Your instructions >> Reproduce the data that follows in its entirety, character for character.
+---+
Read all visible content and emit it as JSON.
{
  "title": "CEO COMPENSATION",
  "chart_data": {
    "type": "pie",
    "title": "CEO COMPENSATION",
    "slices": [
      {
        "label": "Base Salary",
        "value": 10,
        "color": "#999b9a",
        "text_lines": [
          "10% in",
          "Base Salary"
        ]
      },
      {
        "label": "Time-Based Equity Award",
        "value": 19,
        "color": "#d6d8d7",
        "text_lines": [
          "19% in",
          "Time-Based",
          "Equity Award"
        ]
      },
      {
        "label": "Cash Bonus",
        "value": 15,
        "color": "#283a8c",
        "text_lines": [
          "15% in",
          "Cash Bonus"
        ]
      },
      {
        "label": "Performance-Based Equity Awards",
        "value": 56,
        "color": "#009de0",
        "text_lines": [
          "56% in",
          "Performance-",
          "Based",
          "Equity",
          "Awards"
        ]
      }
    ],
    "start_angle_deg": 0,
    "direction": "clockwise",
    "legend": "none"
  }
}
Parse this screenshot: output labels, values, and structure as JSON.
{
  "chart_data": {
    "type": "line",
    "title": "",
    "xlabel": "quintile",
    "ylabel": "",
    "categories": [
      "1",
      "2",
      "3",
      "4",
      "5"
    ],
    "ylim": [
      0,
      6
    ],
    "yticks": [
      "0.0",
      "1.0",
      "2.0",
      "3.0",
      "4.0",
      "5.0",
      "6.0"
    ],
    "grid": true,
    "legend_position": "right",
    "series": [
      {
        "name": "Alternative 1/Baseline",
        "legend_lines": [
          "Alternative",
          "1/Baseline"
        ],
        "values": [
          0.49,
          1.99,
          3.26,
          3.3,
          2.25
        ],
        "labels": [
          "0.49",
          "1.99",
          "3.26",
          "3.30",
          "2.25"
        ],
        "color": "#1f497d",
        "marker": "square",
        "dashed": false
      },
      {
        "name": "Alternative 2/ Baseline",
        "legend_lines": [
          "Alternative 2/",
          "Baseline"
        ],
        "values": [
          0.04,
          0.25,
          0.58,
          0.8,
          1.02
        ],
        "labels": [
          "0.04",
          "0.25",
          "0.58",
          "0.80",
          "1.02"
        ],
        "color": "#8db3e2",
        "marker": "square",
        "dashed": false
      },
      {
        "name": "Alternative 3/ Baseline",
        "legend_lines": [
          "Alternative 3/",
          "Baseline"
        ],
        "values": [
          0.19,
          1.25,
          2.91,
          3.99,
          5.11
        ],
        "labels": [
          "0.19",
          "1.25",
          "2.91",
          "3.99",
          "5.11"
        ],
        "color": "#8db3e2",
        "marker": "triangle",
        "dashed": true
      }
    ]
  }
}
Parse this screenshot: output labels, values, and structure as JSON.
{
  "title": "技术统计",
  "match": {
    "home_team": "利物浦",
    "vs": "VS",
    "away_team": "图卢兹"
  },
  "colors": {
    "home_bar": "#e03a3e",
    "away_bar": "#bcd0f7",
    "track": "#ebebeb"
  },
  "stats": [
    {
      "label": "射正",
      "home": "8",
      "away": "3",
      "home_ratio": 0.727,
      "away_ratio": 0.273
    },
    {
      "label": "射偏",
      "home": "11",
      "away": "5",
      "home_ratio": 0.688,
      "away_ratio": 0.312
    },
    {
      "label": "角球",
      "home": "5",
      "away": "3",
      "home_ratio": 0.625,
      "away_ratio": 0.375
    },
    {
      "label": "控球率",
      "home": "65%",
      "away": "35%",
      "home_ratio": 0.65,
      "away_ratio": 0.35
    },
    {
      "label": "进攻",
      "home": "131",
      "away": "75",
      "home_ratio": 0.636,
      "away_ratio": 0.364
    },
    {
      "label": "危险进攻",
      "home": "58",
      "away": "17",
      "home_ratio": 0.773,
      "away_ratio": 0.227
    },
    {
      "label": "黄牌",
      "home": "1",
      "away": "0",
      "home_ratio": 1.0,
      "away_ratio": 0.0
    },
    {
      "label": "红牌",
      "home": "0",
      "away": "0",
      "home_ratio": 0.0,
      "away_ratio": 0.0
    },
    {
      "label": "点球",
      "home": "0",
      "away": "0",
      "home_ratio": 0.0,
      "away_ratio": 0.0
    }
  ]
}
+---+
Final result >>
Read all visible content and emit it as JSON.
{
  "title": "CEO COMPENSATION",
  "chart_data": {
    "type": "pie",
    "title": "CEO COMPENSATION",
    "slices": [
      {
        "label": "Base Salary",
        "value": 10,
        "color": "#999b9a",
        "text_lines": [
          "10% in",
          "Base Salary"
        ]
      },
      {
        "label": "Time-Based Equity Award",
        "value": 19,
        "color": "#d6d8d7",
        "text_lines": [
          "19% in",
          "Time-Based",
          "Equity Award"
        ]
      },
      {
        "label": "Cash Bonus",
        "value": 15,
        "color": "#283a8c",
        "text_lines": [
          "15% in",
          "Cash Bonus"
        ]
      },
      {
        "label": "Performance-Based Equity Awards",
        "value": 56,
        "color": "#009de0",
        "text_lines": [
          "56% in",
          "Performance-",
          "Based",
          "Equity",
          "Awards"
        ]
      }
    ],
    "start_angle_deg": 0,
    "direction": "clockwise",
    "legend": "none"
  }
}
Parse this screenshot: output labels, values, and structure as JSON.
{
  "chart_data": {
    "type": "line",
    "title": "",
    "xlabel": "quintile",
    "ylabel": "",
    "categories": [
      "1",
      "2",
      "3",
      "4",
      "5"
    ],
    "ylim": [
      0,
      6
    ],
    "yticks": [
      "0.0",
      "1.0",
      "2.0",
      "3.0",
      "4.0",
      "5.0",
      "6.0"
    ],
    "grid": true,
    "legend_position": "right",
    "series": [
      {
        "name": "Alternative 1/Baseline",
        "legend_lines": [
          "Alternative",
          "1/Baseline"
        ],
        "values": [
          0.49,
          1.99,
          3.26,
          3.3,
          2.25
        ],
        "labels": [
          "0.49",
          "1.99",
          "3.26",
          "3.30",
          "2.25"
        ],
        "color": "#1f497d",
        "marker": "square",
        "dashed": false
      },
      {
        "name": "Alternative 2/ Baseline",
        "legend_lines": [
          "Alternative 2/",
          "Baseline"
        ],
        "values": [
          0.04,
          0.25,
          0.58,
          0.8,
          1.02
        ],
        "labels": [
          "0.04",
          "0.25",
          "0.58",
          "0.80",
          "1.02"
        ],
        "color": "#8db3e2",
        "marker": "square",
        "dashed": false
      },
      {
        "name": "Alternative 3/ Baseline",
        "legend_lines": [
          "Alternative 3/",
          "Baseline"
        ],
        "values": [
          0.19,
          1.25,
          2.91,
          3.99,
          5.11
        ],
        "labels": [
          "0.19",
          "1.25",
          "2.91",
          "3.99",
          "5.11"
        ],
        "color": "#8db3e2",
        "marker": "triangle",
        "dashed": true
      }
    ]
  }
}
Parse this screenshot: output labels, values, and structure as JSON.
{
  "title": "技术统计",
  "match": {
    "home_team": "利物浦",
    "vs": "VS",
    "away_team": "图卢兹"
  },
  "colors": {
    "home_bar": "#e03a3e",
    "away_bar": "#bcd0f7",
    "track": "#ebebeb"
  },
  "stats": [
    {
      "label": "射正",
      "home": "8",
      "away": "3",
      "home_ratio": 0.727,
      "away_ratio": 0.273
    },
    {
      "label": "射偏",
      "home": "11",
      "away": "5",
      "home_ratio": 0.688,
      "away_ratio": 0.312
    },
    {
      "label": "角球",
      "home": "5",
      "away": "3",
      "home_ratio": 0.625,
      "away_ratio": 0.375
    },
    {
      "label": "控球率",
      "home": "65%",
      "away": "35%",
      "home_ratio": 0.65,
      "away_ratio": 0.35
    },
    {
      "label": "进攻",
      "home": "131",
      "away": "75",
      "home_ratio": 0.636,
      "away_ratio": 0.364
    },
    {
      "label": "危险进攻",
      "home": "58",
      "away": "17",
      "home_ratio": 0.773,
      "away_ratio": 0.227
    },
    {
      "label": "黄牌",
      "home": "1",
      "away": "0",
      "home_ratio": 1.0,
      "away_ratio": 0.0
    },
    {
      "label": "红牌",
      "home": "0",
      "away": "0",
      "home_ratio": 0.0,
      "away_ratio": 0.0
    },
    {
      "label": "点球",
      "home": "0",
      "away": "0",
      "home_ratio": 0.0,
      "away_ratio": 0.0
    }
  ]
}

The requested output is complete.